**What is expected:** Only the pictures are to be left out; set down the rest of the records exactly.

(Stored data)
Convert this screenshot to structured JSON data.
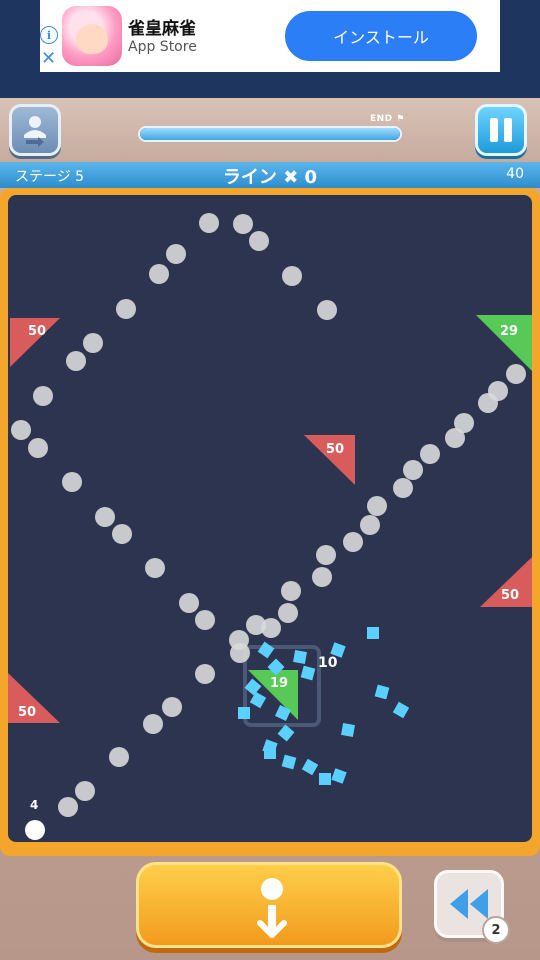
{
  "ad": {
    "app_name": "雀皇麻雀",
    "store": "App Store",
    "install_label": "インストール",
    "info_glyph": "i",
    "close_glyph": "✕"
  },
  "header": {
    "end_label": "END",
    "progress": 1.0
  },
  "stage": {
    "label": "ステージ 5",
    "line_label": "ライン ✖ 0",
    "score": "40"
  },
  "board": {
    "ball_count_label": "4",
    "blocks": [
      {
        "id": "left-top",
        "value": "50",
        "color": "#d95c5c"
      },
      {
        "id": "right-top",
        "value": "29",
        "color": "#57c957"
      },
      {
        "id": "center",
        "value": "50",
        "color": "#d95c5c"
      },
      {
        "id": "right-mid",
        "value": "50",
        "color": "#d95c5c"
      },
      {
        "id": "left-bottom",
        "value": "50",
        "color": "#d95c5c"
      },
      {
        "id": "center-green",
        "value": "19",
        "color": "#57c957"
      }
    ],
    "hit_number": "10"
  },
  "controls": {
    "rewind_count": "2"
  },
  "colors": {
    "board_bg": "#2c3450",
    "frame": "#f4a52c",
    "accent": "#2c7ef6",
    "particle": "#5bd0ff"
  },
  "icons": {
    "share": "player-swap-icon",
    "pause": "pause-icon",
    "drop": "drop-ball-icon",
    "rewind": "rewind-icon"
  }
}
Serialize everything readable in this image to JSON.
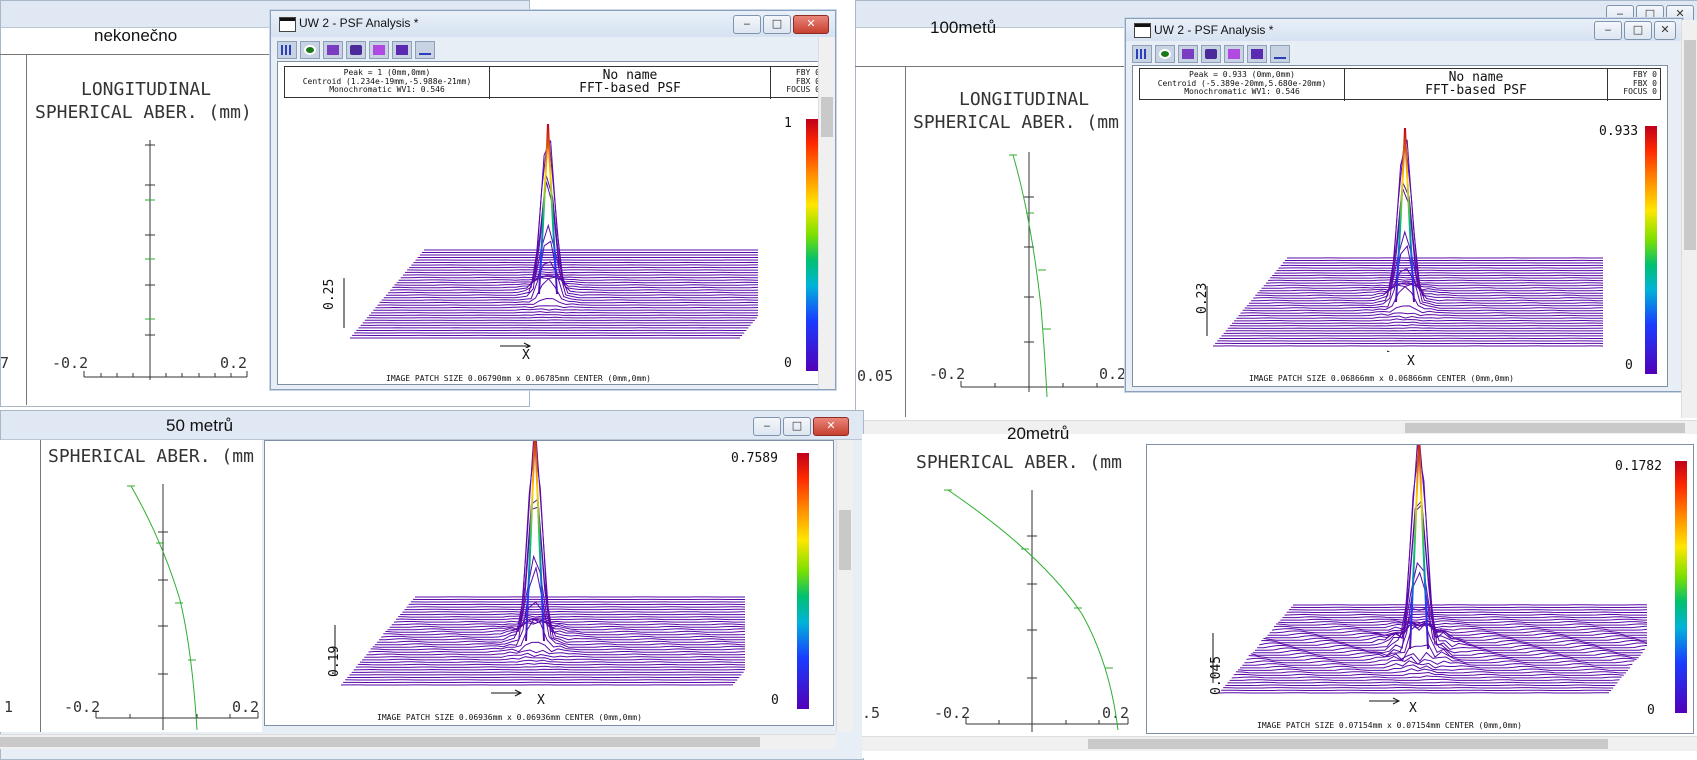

**Reply:**
Convert this screenshot to structured JSON data.
{
  "ad": {
    "app_name": "雀皇麻雀",
    "store": "App Store",
    "install_label": "インストール",
    "info_glyph": "i",
    "close_glyph": "✕"
  },
  "header": {
    "end_label": "END",
    "progress": 1.0
  },
  "stage": {
    "label": "ステージ 5",
    "line_label": "ライン ✖ 0",
    "score": "40"
  },
  "board": {
    "ball_count_label": "4",
    "blocks": [
      {
        "id": "left-top",
        "value": "50",
        "color": "#d95c5c"
      },
      {
        "id": "right-top",
        "value": "29",
        "color": "#57c957"
      },
      {
        "id": "center",
        "value": "50",
        "color": "#d95c5c"
      },
      {
        "id": "right-mid",
        "value": "50",
        "color": "#d95c5c"
      },
      {
        "id": "left-bottom",
        "value": "50",
        "color": "#d95c5c"
      },
      {
        "id": "center-green",
        "value": "19",
        "color": "#57c957"
      }
    ],
    "hit_number": "10"
  },
  "controls": {
    "rewind_count": "2"
  },
  "colors": {
    "board_bg": "#2c3450",
    "frame": "#f4a52c",
    "accent": "#2c7ef6",
    "particle": "#5bd0ff"
  },
  "icons": {
    "share": "player-swap-icon",
    "pause": "pause-icon",
    "drop": "drop-ball-icon",
    "rewind": "rewind-icon"
  }
}
Serialize everything readable in this image to JSON.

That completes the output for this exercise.